Task goal |
Check each line of the data below for the word "name", then extract the ones that have it.
==== Stored records
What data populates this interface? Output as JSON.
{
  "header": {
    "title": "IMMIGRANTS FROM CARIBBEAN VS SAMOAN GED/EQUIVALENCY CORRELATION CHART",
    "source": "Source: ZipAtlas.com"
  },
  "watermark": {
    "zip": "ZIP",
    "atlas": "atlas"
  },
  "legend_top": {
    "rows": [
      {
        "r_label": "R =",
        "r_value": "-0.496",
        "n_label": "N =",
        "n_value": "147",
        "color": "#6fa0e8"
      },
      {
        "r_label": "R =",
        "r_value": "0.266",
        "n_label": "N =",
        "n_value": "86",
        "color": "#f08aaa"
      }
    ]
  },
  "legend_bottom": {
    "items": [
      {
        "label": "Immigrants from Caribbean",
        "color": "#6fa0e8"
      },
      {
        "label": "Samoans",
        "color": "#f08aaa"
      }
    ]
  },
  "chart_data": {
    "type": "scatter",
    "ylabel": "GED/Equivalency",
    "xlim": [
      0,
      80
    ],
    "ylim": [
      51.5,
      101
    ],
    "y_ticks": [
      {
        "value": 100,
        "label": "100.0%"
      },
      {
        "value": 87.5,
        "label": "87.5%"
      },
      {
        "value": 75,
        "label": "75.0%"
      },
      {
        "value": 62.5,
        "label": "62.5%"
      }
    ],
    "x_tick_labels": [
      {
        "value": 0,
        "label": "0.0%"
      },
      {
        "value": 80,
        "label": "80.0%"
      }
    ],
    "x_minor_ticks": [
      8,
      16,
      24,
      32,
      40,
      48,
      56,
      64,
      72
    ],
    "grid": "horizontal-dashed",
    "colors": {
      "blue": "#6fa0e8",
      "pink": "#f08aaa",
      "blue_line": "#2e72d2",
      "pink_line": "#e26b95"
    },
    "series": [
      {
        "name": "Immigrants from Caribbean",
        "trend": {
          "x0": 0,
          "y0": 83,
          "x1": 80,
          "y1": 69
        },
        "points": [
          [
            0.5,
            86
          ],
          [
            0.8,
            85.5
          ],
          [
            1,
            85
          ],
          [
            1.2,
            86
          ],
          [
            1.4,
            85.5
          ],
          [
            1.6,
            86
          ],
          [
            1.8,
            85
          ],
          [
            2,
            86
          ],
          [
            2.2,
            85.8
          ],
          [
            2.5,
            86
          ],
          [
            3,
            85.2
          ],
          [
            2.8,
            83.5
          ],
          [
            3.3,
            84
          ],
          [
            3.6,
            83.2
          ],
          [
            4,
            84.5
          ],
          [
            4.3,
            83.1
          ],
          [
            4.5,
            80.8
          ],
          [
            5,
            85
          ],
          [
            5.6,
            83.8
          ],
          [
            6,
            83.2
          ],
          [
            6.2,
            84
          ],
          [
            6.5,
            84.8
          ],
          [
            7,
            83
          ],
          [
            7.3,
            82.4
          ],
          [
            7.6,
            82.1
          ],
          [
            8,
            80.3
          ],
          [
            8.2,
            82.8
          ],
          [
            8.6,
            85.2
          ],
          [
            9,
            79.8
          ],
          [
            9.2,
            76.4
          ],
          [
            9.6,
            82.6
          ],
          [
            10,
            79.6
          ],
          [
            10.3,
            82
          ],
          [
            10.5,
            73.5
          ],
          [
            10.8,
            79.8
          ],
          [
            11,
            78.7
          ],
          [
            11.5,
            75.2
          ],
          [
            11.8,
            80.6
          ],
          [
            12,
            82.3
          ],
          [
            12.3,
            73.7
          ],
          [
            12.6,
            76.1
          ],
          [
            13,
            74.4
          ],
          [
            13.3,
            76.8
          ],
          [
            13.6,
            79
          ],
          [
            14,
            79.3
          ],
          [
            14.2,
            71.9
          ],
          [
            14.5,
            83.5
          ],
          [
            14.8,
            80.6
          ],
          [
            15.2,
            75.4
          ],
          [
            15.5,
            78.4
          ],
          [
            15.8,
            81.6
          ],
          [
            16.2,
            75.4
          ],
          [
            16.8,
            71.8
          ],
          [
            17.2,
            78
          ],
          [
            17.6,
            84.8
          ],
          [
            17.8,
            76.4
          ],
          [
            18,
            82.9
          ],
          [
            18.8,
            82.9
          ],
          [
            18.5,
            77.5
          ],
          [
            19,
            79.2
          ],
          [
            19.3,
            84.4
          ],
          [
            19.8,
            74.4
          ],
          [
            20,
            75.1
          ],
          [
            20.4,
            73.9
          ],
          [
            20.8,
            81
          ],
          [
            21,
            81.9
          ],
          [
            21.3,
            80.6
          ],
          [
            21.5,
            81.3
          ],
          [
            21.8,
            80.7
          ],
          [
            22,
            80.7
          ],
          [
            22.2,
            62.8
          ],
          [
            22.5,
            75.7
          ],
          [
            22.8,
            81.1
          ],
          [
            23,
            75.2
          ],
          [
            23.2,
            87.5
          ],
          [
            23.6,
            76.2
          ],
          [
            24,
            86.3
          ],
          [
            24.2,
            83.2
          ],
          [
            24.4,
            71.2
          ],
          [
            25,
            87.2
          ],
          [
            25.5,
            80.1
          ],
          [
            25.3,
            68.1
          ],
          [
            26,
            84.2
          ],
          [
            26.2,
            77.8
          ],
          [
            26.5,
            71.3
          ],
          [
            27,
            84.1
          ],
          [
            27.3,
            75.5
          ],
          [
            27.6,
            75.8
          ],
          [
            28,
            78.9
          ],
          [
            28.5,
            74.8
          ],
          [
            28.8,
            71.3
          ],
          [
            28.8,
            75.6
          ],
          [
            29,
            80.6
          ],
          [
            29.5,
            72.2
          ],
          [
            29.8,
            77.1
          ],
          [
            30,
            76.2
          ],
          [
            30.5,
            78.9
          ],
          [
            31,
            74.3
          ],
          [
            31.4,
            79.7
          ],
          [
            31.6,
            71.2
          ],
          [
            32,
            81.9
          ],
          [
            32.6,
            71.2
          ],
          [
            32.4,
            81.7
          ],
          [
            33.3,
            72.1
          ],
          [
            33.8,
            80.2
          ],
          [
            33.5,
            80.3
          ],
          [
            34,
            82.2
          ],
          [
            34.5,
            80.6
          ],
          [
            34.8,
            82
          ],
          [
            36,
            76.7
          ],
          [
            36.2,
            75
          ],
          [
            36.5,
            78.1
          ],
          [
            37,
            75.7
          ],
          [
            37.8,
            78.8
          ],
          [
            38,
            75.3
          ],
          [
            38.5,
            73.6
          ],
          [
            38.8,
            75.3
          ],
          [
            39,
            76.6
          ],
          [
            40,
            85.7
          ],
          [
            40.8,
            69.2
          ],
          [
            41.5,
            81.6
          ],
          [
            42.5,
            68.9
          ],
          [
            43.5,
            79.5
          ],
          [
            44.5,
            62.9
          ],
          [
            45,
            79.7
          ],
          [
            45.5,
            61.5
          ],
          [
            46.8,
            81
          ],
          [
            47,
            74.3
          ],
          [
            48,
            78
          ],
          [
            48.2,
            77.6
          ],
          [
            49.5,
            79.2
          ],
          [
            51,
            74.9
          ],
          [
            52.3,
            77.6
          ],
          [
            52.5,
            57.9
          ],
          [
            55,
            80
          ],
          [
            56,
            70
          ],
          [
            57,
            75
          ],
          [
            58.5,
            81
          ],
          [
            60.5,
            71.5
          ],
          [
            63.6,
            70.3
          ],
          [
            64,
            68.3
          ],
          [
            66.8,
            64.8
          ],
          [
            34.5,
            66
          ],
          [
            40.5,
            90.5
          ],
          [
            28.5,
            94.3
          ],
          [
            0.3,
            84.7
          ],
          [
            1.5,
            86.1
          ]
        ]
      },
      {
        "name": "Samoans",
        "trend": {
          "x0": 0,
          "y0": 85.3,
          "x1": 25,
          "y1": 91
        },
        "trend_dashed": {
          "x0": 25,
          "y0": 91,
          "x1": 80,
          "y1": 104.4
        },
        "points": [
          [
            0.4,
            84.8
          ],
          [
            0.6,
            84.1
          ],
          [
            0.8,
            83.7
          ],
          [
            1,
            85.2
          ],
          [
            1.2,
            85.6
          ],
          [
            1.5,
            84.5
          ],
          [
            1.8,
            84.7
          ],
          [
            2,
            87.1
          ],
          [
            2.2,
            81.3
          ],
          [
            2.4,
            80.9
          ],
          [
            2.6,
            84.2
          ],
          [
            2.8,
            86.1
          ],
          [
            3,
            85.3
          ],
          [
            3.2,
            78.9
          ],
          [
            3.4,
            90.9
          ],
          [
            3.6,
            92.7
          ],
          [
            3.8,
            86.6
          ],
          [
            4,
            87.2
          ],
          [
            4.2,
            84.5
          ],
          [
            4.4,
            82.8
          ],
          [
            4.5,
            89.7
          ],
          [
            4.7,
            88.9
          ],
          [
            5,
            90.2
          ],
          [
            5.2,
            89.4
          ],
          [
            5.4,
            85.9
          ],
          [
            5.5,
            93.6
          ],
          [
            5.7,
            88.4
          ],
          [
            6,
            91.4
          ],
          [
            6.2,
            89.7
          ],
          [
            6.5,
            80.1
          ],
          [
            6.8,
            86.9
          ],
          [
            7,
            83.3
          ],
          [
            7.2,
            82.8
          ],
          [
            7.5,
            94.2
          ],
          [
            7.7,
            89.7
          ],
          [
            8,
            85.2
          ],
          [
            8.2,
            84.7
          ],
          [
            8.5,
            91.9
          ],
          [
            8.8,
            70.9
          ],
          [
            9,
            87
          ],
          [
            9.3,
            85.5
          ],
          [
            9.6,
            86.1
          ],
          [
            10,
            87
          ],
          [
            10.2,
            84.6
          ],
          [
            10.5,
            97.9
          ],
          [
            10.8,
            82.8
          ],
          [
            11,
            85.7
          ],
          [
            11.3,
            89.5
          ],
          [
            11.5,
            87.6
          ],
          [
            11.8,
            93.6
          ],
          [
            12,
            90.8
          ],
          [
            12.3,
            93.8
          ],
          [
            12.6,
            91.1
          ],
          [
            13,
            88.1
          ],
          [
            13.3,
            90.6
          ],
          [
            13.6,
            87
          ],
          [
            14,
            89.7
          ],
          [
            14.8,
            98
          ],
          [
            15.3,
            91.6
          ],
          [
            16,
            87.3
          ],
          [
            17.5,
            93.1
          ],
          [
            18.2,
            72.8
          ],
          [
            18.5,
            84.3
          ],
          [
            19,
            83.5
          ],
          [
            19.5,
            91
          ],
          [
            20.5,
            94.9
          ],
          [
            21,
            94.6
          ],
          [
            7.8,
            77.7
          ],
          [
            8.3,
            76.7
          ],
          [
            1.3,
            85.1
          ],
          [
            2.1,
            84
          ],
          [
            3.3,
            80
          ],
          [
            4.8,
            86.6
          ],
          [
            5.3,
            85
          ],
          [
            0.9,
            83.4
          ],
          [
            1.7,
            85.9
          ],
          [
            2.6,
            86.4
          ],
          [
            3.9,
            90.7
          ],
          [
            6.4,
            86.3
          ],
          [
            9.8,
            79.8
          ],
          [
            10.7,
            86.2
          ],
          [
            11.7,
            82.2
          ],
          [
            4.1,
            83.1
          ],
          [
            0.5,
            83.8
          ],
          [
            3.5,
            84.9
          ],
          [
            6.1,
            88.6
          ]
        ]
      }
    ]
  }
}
========
Complete answer |
        "name": "Immigrants from Caribbean",
        "name": "Samoans",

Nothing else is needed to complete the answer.